• **What this task involves**: Each record must be retyped in full. No character may differ.

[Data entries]
- - - - -

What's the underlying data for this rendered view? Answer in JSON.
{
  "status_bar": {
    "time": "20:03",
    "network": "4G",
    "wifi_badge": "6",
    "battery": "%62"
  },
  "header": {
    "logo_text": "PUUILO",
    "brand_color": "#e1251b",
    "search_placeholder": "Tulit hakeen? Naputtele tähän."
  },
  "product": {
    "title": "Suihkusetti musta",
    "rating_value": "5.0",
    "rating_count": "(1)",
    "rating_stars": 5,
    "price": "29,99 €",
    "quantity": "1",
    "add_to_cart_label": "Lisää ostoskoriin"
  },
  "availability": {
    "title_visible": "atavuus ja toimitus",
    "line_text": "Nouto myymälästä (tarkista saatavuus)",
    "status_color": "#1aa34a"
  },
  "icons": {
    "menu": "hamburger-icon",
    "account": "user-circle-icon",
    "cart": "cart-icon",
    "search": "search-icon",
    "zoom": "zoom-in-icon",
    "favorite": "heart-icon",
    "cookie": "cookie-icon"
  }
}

- - - - -

• **Reply**:
What's the underlying data for this rendered view? Answer in JSON.
{
  "status_bar": {
    "time": "20:03",
    "network": "4G",
    "wifi_badge": "6",
    "battery": "%62"
  },
  "header": {
    "logo_text": "PUUILO",
    "brand_color": "#e1251b",
    "search_placeholder": "Tulit hakeen? Naputtele tähän."
  },
  "product": {
    "title": "Suihkusetti musta",
    "rating_value": "5.0",
    "rating_count": "(1)",
    "rating_stars": 5,
    "price": "29,99 €",
    "quantity": "1",
    "add_to_cart_label": "Lisää ostoskoriin"
  },
  "availability": {
    "title_visible": "atavuus ja toimitus",
    "line_text": "Nouto myymälästä (tarkista saatavuus)",
    "status_color": "#1aa34a"
  },
  "icons": {
    "menu": "hamburger-icon",
    "account": "user-circle-icon",
    "cart": "cart-icon",
    "search": "search-icon",
    "zoom": "zoom-in-icon",
    "favorite": "heart-icon",
    "cookie": "cookie-icon"
  }
}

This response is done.